** GIVEN ENTRIES **
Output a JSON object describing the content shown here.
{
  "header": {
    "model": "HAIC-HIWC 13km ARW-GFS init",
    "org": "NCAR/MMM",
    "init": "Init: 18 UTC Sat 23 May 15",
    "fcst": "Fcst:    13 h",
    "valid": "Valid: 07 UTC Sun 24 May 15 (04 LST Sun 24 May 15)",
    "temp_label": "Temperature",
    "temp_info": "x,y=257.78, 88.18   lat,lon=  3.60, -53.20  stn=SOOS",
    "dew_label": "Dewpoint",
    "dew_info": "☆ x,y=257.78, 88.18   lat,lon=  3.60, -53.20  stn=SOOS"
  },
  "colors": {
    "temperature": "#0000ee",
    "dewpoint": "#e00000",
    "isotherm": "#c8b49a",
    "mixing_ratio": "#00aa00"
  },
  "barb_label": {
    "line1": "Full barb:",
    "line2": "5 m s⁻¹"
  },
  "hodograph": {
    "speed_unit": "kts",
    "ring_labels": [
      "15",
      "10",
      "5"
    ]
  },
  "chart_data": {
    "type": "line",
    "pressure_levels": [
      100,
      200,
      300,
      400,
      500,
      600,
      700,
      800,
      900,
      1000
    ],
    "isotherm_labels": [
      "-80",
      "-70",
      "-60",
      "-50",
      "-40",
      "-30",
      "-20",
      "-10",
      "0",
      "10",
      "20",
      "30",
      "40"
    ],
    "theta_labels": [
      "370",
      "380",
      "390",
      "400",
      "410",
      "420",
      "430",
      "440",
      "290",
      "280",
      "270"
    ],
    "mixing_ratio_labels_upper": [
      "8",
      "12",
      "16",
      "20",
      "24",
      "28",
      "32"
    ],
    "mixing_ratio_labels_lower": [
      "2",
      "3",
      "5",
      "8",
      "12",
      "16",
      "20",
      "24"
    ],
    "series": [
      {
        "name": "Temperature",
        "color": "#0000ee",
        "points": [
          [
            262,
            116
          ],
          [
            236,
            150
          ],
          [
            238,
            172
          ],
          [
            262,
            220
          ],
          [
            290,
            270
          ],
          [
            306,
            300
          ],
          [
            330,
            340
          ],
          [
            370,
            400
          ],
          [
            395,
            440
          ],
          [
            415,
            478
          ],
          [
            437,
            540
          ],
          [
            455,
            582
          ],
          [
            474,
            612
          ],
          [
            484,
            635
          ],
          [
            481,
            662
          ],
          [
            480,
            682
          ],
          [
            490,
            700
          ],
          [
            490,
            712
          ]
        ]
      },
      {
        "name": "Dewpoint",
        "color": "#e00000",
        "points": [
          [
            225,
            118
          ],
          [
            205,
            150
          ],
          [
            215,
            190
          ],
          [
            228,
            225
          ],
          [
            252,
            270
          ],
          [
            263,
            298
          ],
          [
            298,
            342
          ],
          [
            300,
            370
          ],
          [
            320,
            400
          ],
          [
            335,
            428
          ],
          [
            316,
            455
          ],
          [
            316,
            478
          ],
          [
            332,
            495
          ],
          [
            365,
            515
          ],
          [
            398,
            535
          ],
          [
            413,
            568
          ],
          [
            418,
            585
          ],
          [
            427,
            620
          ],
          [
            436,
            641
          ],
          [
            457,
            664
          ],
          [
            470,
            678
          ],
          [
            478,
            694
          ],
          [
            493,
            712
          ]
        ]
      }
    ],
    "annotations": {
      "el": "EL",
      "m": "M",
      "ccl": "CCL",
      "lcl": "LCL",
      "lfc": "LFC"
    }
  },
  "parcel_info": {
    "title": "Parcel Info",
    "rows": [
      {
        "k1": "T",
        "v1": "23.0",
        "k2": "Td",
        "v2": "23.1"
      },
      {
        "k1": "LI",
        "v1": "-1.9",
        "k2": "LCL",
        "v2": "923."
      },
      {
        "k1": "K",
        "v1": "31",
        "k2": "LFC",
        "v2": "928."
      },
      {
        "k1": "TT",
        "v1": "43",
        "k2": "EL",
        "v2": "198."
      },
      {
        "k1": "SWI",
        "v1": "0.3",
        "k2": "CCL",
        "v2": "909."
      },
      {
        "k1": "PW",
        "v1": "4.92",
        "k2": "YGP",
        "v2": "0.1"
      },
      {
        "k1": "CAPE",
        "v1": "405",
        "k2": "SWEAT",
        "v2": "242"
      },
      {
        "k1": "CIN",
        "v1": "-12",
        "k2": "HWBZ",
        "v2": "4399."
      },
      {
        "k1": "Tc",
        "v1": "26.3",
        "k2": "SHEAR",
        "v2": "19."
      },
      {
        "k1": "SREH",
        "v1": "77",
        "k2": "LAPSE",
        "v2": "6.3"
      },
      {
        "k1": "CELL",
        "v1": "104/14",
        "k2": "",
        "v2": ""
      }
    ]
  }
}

** REQUIREMENT **
Output each record precisely as given.

** SOLUTION FOR THIS TASK **
Output a JSON object describing the content shown here.
{
  "header": {
    "model": "HAIC-HIWC 13km ARW-GFS init",
    "org": "NCAR/MMM",
    "init": "Init: 18 UTC Sat 23 May 15",
    "fcst": "Fcst:    13 h",
    "valid": "Valid: 07 UTC Sun 24 May 15 (04 LST Sun 24 May 15)",
    "temp_label": "Temperature",
    "temp_info": "x,y=257.78, 88.18   lat,lon=  3.60, -53.20  stn=SOOS",
    "dew_label": "Dewpoint",
    "dew_info": "☆ x,y=257.78, 88.18   lat,lon=  3.60, -53.20  stn=SOOS"
  },
  "colors": {
    "temperature": "#0000ee",
    "dewpoint": "#e00000",
    "isotherm": "#c8b49a",
    "mixing_ratio": "#00aa00"
  },
  "barb_label": {
    "line1": "Full barb:",
    "line2": "5 m s⁻¹"
  },
  "hodograph": {
    "speed_unit": "kts",
    "ring_labels": [
      "15",
      "10",
      "5"
    ]
  },
  "chart_data": {
    "type": "line",
    "pressure_levels": [
      100,
      200,
      300,
      400,
      500,
      600,
      700,
      800,
      900,
      1000
    ],
    "isotherm_labels": [
      "-80",
      "-70",
      "-60",
      "-50",
      "-40",
      "-30",
      "-20",
      "-10",
      "0",
      "10",
      "20",
      "30",
      "40"
    ],
    "theta_labels": [
      "370",
      "380",
      "390",
      "400",
      "410",
      "420",
      "430",
      "440",
      "290",
      "280",
      "270"
    ],
    "mixing_ratio_labels_upper": [
      "8",
      "12",
      "16",
      "20",
      "24",
      "28",
      "32"
    ],
    "mixing_ratio_labels_lower": [
      "2",
      "3",
      "5",
      "8",
      "12",
      "16",
      "20",
      "24"
    ],
    "series": [
      {
        "name": "Temperature",
        "color": "#0000ee",
        "points": [
          [
            262,
            116
          ],
          [
            236,
            150
          ],
          [
            238,
            172
          ],
          [
            262,
            220
          ],
          [
            290,
            270
          ],
          [
            306,
            300
          ],
          [
            330,
            340
          ],
          [
            370,
            400
          ],
          [
            395,
            440
          ],
          [
            415,
            478
          ],
          [
            437,
            540
          ],
          [
            455,
            582
          ],
          [
            474,
            612
          ],
          [
            484,
            635
          ],
          [
            481,
            662
          ],
          [
            480,
            682
          ],
          [
            490,
            700
          ],
          [
            490,
            712
          ]
        ]
      },
      {
        "name": "Dewpoint",
        "color": "#e00000",
        "points": [
          [
            225,
            118
          ],
          [
            205,
            150
          ],
          [
            215,
            190
          ],
          [
            228,
            225
          ],
          [
            252,
            270
          ],
          [
            263,
            298
          ],
          [
            298,
            342
          ],
          [
            300,
            370
          ],
          [
            320,
            400
          ],
          [
            335,
            428
          ],
          [
            316,
            455
          ],
          [
            316,
            478
          ],
          [
            332,
            495
          ],
          [
            365,
            515
          ],
          [
            398,
            535
          ],
          [
            413,
            568
          ],
          [
            418,
            585
          ],
          [
            427,
            620
          ],
          [
            436,
            641
          ],
          [
            457,
            664
          ],
          [
            470,
            678
          ],
          [
            478,
            694
          ],
          [
            493,
            712
          ]
        ]
      }
    ],
    "annotations": {
      "el": "EL",
      "m": "M",
      "ccl": "CCL",
      "lcl": "LCL",
      "lfc": "LFC"
    }
  },
  "parcel_info": {
    "title": "Parcel Info",
    "rows": [
      {
        "k1": "T",
        "v1": "23.0",
        "k2": "Td",
        "v2": "23.1"
      },
      {
        "k1": "LI",
        "v1": "-1.9",
        "k2": "LCL",
        "v2": "923."
      },
      {
        "k1": "K",
        "v1": "31",
        "k2": "LFC",
        "v2": "928."
      },
      {
        "k1": "TT",
        "v1": "43",
        "k2": "EL",
        "v2": "198."
      },
      {
        "k1": "SWI",
        "v1": "0.3",
        "k2": "CCL",
        "v2": "909."
      },
      {
        "k1": "PW",
        "v1": "4.92",
        "k2": "YGP",
        "v2": "0.1"
      },
      {
        "k1": "CAPE",
        "v1": "405",
        "k2": "SWEAT",
        "v2": "242"
      },
      {
        "k1": "CIN",
        "v1": "-12",
        "k2": "HWBZ",
        "v2": "4399."
      },
      {
        "k1": "Tc",
        "v1": "26.3",
        "k2": "SHEAR",
        "v2": "19."
      },
      {
        "k1": "SREH",
        "v1": "77",
        "k2": "LAPSE",
        "v2": "6.3"
      },
      {
        "k1": "CELL",
        "v1": "104/14",
        "k2": "",
        "v2": ""
      }
    ]
  }
}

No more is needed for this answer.